**REQUEST**.
All of the material below is to be retyped exactly.

**RECORDS TO USE**.
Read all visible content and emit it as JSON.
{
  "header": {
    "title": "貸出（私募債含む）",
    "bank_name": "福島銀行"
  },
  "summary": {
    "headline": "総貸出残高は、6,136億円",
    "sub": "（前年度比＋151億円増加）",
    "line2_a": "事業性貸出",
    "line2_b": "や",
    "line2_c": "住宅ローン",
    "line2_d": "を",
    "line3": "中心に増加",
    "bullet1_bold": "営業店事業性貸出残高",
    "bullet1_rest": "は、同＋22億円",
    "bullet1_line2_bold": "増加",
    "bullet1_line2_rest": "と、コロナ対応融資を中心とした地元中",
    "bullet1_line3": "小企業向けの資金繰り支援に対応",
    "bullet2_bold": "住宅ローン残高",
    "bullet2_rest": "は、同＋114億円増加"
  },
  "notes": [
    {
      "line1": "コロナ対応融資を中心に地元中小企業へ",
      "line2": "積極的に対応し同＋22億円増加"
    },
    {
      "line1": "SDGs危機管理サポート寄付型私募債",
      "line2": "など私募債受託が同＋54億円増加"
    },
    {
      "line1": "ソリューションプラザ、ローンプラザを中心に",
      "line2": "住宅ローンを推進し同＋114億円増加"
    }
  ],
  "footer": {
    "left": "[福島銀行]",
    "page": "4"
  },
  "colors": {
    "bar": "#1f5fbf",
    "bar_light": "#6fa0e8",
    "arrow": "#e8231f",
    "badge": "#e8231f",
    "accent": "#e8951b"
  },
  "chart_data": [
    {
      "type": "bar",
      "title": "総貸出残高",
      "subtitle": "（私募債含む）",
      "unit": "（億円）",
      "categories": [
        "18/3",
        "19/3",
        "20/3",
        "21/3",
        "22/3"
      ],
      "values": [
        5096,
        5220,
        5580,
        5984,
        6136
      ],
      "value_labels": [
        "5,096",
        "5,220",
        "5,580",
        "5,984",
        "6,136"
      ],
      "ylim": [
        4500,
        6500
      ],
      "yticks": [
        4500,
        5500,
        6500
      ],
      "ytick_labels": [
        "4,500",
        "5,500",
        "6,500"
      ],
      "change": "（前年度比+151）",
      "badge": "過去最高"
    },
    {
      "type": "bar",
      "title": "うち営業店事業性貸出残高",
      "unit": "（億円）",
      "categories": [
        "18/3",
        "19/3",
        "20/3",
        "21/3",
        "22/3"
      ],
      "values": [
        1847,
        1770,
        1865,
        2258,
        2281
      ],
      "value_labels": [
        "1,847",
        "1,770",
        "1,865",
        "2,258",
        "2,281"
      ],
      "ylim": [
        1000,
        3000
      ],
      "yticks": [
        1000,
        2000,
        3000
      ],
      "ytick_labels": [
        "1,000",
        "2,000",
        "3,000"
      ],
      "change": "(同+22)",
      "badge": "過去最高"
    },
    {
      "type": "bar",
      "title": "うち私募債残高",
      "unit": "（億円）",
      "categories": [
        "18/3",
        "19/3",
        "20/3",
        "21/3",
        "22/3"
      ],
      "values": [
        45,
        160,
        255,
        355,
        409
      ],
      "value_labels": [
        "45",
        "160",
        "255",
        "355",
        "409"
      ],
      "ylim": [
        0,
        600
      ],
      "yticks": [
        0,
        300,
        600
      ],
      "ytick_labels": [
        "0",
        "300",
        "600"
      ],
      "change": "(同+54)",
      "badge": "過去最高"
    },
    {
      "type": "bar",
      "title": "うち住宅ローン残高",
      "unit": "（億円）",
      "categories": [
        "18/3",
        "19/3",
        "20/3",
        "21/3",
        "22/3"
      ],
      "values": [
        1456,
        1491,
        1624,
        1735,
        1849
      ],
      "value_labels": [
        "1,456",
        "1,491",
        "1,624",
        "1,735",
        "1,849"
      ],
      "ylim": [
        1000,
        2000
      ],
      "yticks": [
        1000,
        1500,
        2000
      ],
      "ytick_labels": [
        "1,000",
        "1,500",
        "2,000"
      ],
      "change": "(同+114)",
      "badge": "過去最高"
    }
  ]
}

**FULL RESPONSE**.
Read all visible content and emit it as JSON.
{
  "header": {
    "title": "貸出（私募債含む）",
    "bank_name": "福島銀行"
  },
  "summary": {
    "headline": "総貸出残高は、6,136億円",
    "sub": "（前年度比＋151億円増加）",
    "line2_a": "事業性貸出",
    "line2_b": "や",
    "line2_c": "住宅ローン",
    "line2_d": "を",
    "line3": "中心に増加",
    "bullet1_bold": "営業店事業性貸出残高",
    "bullet1_rest": "は、同＋22億円",
    "bullet1_line2_bold": "増加",
    "bullet1_line2_rest": "と、コロナ対応融資を中心とした地元中",
    "bullet1_line3": "小企業向けの資金繰り支援に対応",
    "bullet2_bold": "住宅ローン残高",
    "bullet2_rest": "は、同＋114億円増加"
  },
  "notes": [
    {
      "line1": "コロナ対応融資を中心に地元中小企業へ",
      "line2": "積極的に対応し同＋22億円増加"
    },
    {
      "line1": "SDGs危機管理サポート寄付型私募債",
      "line2": "など私募債受託が同＋54億円増加"
    },
    {
      "line1": "ソリューションプラザ、ローンプラザを中心に",
      "line2": "住宅ローンを推進し同＋114億円増加"
    }
  ],
  "footer": {
    "left": "[福島銀行]",
    "page": "4"
  },
  "colors": {
    "bar": "#1f5fbf",
    "bar_light": "#6fa0e8",
    "arrow": "#e8231f",
    "badge": "#e8231f",
    "accent": "#e8951b"
  },
  "chart_data": [
    {
      "type": "bar",
      "title": "総貸出残高",
      "subtitle": "（私募債含む）",
      "unit": "（億円）",
      "categories": [
        "18/3",
        "19/3",
        "20/3",
        "21/3",
        "22/3"
      ],
      "values": [
        5096,
        5220,
        5580,
        5984,
        6136
      ],
      "value_labels": [
        "5,096",
        "5,220",
        "5,580",
        "5,984",
        "6,136"
      ],
      "ylim": [
        4500,
        6500
      ],
      "yticks": [
        4500,
        5500,
        6500
      ],
      "ytick_labels": [
        "4,500",
        "5,500",
        "6,500"
      ],
      "change": "（前年度比+151）",
      "badge": "過去最高"
    },
    {
      "type": "bar",
      "title": "うち営業店事業性貸出残高",
      "unit": "（億円）",
      "categories": [
        "18/3",
        "19/3",
        "20/3",
        "21/3",
        "22/3"
      ],
      "values": [
        1847,
        1770,
        1865,
        2258,
        2281
      ],
      "value_labels": [
        "1,847",
        "1,770",
        "1,865",
        "2,258",
        "2,281"
      ],
      "ylim": [
        1000,
        3000
      ],
      "yticks": [
        1000,
        2000,
        3000
      ],
      "ytick_labels": [
        "1,000",
        "2,000",
        "3,000"
      ],
      "change": "(同+22)",
      "badge": "過去最高"
    },
    {
      "type": "bar",
      "title": "うち私募債残高",
      "unit": "（億円）",
      "categories": [
        "18/3",
        "19/3",
        "20/3",
        "21/3",
        "22/3"
      ],
      "values": [
        45,
        160,
        255,
        355,
        409
      ],
      "value_labels": [
        "45",
        "160",
        "255",
        "355",
        "409"
      ],
      "ylim": [
        0,
        600
      ],
      "yticks": [
        0,
        300,
        600
      ],
      "ytick_labels": [
        "0",
        "300",
        "600"
      ],
      "change": "(同+54)",
      "badge": "過去最高"
    },
    {
      "type": "bar",
      "title": "うち住宅ローン残高",
      "unit": "（億円）",
      "categories": [
        "18/3",
        "19/3",
        "20/3",
        "21/3",
        "22/3"
      ],
      "values": [
        1456,
        1491,
        1624,
        1735,
        1849
      ],
      "value_labels": [
        "1,456",
        "1,491",
        "1,624",
        "1,735",
        "1,849"
      ],
      "ylim": [
        1000,
        2000
      ],
      "yticks": [
        1000,
        1500,
        2000
      ],
      "ytick_labels": [
        "1,000",
        "1,500",
        "2,000"
      ],
      "change": "(同+114)",
      "badge": "過去最高"
    }
  ]
}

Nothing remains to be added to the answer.